WHAT THE TASK ASKS -> Only a number is wanted: how many lines in these records contain the word "content"?

GIVEN RECORDS ->

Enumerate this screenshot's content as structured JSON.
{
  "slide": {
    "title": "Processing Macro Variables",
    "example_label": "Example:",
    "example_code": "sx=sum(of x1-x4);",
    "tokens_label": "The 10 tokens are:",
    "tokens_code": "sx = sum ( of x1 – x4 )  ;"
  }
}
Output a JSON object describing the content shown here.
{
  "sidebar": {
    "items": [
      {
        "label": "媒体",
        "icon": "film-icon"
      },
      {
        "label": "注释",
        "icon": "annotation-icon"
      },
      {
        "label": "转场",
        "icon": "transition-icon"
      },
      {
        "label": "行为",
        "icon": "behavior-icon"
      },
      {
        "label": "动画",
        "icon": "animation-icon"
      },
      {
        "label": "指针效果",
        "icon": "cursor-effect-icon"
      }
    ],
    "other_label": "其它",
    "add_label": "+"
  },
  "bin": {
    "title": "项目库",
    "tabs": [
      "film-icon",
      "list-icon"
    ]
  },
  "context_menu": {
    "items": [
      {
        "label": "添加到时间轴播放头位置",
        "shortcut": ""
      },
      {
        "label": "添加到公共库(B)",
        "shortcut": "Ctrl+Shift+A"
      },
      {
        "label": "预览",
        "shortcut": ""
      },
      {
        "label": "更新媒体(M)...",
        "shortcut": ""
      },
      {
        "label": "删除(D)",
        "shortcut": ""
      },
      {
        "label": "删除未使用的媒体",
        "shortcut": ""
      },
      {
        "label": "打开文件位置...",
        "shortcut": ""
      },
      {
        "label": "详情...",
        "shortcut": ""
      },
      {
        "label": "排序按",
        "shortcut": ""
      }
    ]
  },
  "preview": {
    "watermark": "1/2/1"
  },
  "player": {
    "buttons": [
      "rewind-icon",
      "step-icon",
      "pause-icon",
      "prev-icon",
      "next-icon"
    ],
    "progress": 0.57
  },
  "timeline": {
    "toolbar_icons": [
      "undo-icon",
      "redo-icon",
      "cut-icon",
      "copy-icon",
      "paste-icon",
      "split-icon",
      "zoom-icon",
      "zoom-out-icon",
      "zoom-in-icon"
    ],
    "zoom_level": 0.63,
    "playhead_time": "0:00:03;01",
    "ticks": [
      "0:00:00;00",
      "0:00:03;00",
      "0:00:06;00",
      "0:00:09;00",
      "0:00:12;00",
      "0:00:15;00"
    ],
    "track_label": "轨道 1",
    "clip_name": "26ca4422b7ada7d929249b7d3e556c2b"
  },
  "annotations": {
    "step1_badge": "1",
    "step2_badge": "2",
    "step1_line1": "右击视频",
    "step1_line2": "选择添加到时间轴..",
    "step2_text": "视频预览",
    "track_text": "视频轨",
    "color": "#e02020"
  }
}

RESPONSE -> 2